[Section du texte]:

◆ ◆ ◆ ◆ ◆ ◆ ◆

Seuil 02-séquence-21 Difficile unité
"On réunit les traditions ensemble pour en faire une Bible"
"On réunit les traditions ensemble pour en faire une Bible"
En 398, sous le règne d’Artaxerxès II, Esdras, prêtre juif, secrétaire officiel de la cour perse, reçoit pleins pouvoirs pour réformer la vie religieuse et administrative à Jérusalem (Esd 7,12-26). Il rassemble les traditions littéraires dans le "Pentateuque" qui devient "loi d’Etat" reconnue par les Judéens et les Samaritains.
Esdras tente de réunifier les Samaritains et les Judéens autour du Temple et de la "Loi du Dieu du ciel' (Pentateuque) (Esd 7,21).
Il exige la rupture des mariages mixtes (Esd 9-10).
La liturgie autour de la Torah s’institutionnalise (Ne 8-9) : proclamation solennelle de la Loi en hébreu, suivie de sa traduction en araméen (Targum) et d’un commentaire (midrash[1]).[1] Midrash : commentaire de l’Ecriture (à ne pas confondre avec la Mishna : recueil de traditions orales).
"Chacun avait raison dans sa théologie."

◆ ◆ ◆ ◆ ◆ ◆ ◆

[Enregistrements affichés]:
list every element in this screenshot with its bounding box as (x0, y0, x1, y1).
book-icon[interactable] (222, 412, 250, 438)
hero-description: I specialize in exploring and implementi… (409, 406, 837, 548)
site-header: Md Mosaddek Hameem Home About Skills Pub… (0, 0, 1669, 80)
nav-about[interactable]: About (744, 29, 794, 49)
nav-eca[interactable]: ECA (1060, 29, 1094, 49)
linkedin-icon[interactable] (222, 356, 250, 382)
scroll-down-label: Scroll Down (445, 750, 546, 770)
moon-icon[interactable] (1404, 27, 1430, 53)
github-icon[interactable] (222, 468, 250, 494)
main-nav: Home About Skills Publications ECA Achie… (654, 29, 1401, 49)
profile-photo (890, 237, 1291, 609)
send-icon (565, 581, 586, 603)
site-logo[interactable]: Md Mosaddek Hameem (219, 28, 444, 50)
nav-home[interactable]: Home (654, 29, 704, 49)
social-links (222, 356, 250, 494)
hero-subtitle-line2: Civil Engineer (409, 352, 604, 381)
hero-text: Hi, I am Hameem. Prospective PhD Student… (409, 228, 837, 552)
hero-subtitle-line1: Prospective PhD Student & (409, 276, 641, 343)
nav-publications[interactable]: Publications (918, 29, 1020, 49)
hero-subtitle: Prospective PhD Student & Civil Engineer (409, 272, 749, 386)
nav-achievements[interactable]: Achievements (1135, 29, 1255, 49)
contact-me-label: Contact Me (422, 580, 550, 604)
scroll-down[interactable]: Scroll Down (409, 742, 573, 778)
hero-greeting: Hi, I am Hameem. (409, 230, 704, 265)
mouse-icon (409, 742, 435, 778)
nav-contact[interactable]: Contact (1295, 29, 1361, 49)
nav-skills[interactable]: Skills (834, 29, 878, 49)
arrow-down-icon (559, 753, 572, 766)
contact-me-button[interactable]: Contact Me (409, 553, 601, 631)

◆ ◆ ◆ ◆ ◆ ◆ ◆

[Série d'exercices]:
A – Recopiez fidèlement le passage du texte sur Esdras, en commençant par "Il exige la" et en poursuivant jusqu'à "de traditions orales).".
B – D'après le texte sur Esdras, qu'est-ce qui lui permet de réformer la vie religieuse et administrative à Jérusalem ? Répondez en une à trois phrases.
C – Prolongez le texte sur Esdras et la formation de la Bible à partir de l'endroit où il s'arrête.
Les enregistrements ne sont d'aucune utilité ici.

[Réponses fournies]:
A –
Il exige la rupture des mariages mixtes (Esd 9-10).
La liturgie autour de la Torah s’institutionnalise (Ne 8-9) : proclamation solennelle de la Loi en hébreu, suivie de sa traduction en araméen (Targum) et d’un commentaire (midrash[1]).[1] Midrash : commentaire de l’Ecriture (à ne pas confondre avec la Mishna : recueil de traditions orales).

B – En 398, sous le règne d'Artaxerxès II, Esdras reçoit pleins pouvoirs pour réformer la vie religieuse et administrative à Jérusalem (Esd 7,12-26). Il est alors prêtre juif et secrétaire officiel de la cour perse.

C –
Il ne faut pas s’étonner de la multiplicité des théologies de cette époque. En effet, la manière de réagir et de penser du judaïsme a dû être très différente selon qu’on se trouvait en Égypte dans les communautés d’Éléphantine ou d'Alexandrie, ou bien en Babylonie avec les victimes des exils de 597 et de 587, ou encore chez ceux qui étaient restés sur les ruines du pays envahi par les Samaritains[1], (Cf. séquence précédente : une pluralité de courants théologiques).
Lors de la réunion de l’ensemble des traditions, l’éditeur (Esdras) ne nivellera pas les différences.
La seule unité théologique possible réside dans une relecture interprétative. Ainsi le Judaïsme tentera-t-il, à la suite d’Esdras, de réinterpréter l’ensemble de ses traditions en fonction de l’unité concrète d’Israël qui se dit dans la "pratique" (halakha). Le christianisme, quant à lui, réinterprètera toutes ces traditions en fonction de sa foi dans l’accomplissement de l’Ancien Testament en Jésus.[1] Ce que nous avons appris sur les facteurs de l’inspiration explique cette diversité. L’événement est inspiré et des situations différentes produisent des théologies différentes. (Cf. ÉTAPES, "l'inspiration" ci-contre en Théo/Philo)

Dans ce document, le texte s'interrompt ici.